— start of Data listing —

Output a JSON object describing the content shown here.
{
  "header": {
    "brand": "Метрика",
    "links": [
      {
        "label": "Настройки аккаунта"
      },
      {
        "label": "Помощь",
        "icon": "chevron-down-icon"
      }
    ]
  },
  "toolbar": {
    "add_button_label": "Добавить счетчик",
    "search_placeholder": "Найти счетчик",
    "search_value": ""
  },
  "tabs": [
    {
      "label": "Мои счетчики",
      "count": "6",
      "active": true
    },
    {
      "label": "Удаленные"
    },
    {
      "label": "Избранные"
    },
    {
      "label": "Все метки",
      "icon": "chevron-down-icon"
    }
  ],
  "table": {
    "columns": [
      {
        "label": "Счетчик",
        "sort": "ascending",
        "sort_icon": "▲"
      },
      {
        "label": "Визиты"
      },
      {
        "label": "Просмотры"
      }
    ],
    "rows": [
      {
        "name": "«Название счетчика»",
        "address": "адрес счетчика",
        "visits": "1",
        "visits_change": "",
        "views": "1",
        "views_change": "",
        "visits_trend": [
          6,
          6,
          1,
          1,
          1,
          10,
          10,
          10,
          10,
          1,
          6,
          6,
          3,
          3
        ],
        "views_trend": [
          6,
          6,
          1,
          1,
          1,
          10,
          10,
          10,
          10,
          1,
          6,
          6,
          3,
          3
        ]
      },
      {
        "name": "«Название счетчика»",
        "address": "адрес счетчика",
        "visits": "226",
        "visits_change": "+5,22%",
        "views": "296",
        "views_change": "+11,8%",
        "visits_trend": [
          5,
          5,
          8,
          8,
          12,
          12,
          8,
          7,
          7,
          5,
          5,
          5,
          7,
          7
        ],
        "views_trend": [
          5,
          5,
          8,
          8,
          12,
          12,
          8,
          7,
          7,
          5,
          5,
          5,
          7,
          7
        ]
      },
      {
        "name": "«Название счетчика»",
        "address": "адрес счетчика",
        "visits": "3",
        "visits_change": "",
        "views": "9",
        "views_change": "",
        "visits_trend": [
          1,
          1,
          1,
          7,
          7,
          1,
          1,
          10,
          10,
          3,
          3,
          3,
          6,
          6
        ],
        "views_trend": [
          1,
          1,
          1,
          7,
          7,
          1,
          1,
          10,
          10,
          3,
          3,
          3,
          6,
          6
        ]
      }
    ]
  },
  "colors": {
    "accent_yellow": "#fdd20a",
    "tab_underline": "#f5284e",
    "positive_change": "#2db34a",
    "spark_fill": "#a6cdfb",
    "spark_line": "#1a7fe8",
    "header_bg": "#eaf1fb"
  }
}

— end of Data listing —

Given request
Transcribe every entry exactly, omitting nothing.

Solution for this exercise
Output a JSON object describing the content shown here.
{
  "header": {
    "brand": "Метрика",
    "links": [
      {
        "label": "Настройки аккаунта"
      },
      {
        "label": "Помощь",
        "icon": "chevron-down-icon"
      }
    ]
  },
  "toolbar": {
    "add_button_label": "Добавить счетчик",
    "search_placeholder": "Найти счетчик",
    "search_value": ""
  },
  "tabs": [
    {
      "label": "Мои счетчики",
      "count": "6",
      "active": true
    },
    {
      "label": "Удаленные"
    },
    {
      "label": "Избранные"
    },
    {
      "label": "Все метки",
      "icon": "chevron-down-icon"
    }
  ],
  "table": {
    "columns": [
      {
        "label": "Счетчик",
        "sort": "ascending",
        "sort_icon": "▲"
      },
      {
        "label": "Визиты"
      },
      {
        "label": "Просмотры"
      }
    ],
    "rows": [
      {
        "name": "«Название счетчика»",
        "address": "адрес счетчика",
        "visits": "1",
        "visits_change": "",
        "views": "1",
        "views_change": "",
        "visits_trend": [
          6,
          6,
          1,
          1,
          1,
          10,
          10,
          10,
          10,
          1,
          6,
          6,
          3,
          3
        ],
        "views_trend": [
          6,
          6,
          1,
          1,
          1,
          10,
          10,
          10,
          10,
          1,
          6,
          6,
          3,
          3
        ]
      },
      {
        "name": "«Название счетчика»",
        "address": "адрес счетчика",
        "visits": "226",
        "visits_change": "+5,22%",
        "views": "296",
        "views_change": "+11,8%",
        "visits_trend": [
          5,
          5,
          8,
          8,
          12,
          12,
          8,
          7,
          7,
          5,
          5,
          5,
          7,
          7
        ],
        "views_trend": [
          5,
          5,
          8,
          8,
          12,
          12,
          8,
          7,
          7,
          5,
          5,
          5,
          7,
          7
        ]
      },
      {
        "name": "«Название счетчика»",
        "address": "адрес счетчика",
        "visits": "3",
        "visits_change": "",
        "views": "9",
        "views_change": "",
        "visits_trend": [
          1,
          1,
          1,
          7,
          7,
          1,
          1,
          10,
          10,
          3,
          3,
          3,
          6,
          6
        ],
        "views_trend": [
          1,
          1,
          1,
          7,
          7,
          1,
          1,
          10,
          10,
          3,
          3,
          3,
          6,
          6
        ]
      }
    ]
  },
  "colors": {
    "accent_yellow": "#fdd20a",
    "tab_underline": "#f5284e",
    "positive_change": "#2db34a",
    "spark_fill": "#a6cdfb",
    "spark_line": "#1a7fe8",
    "header_bg": "#eaf1fb"
  }
}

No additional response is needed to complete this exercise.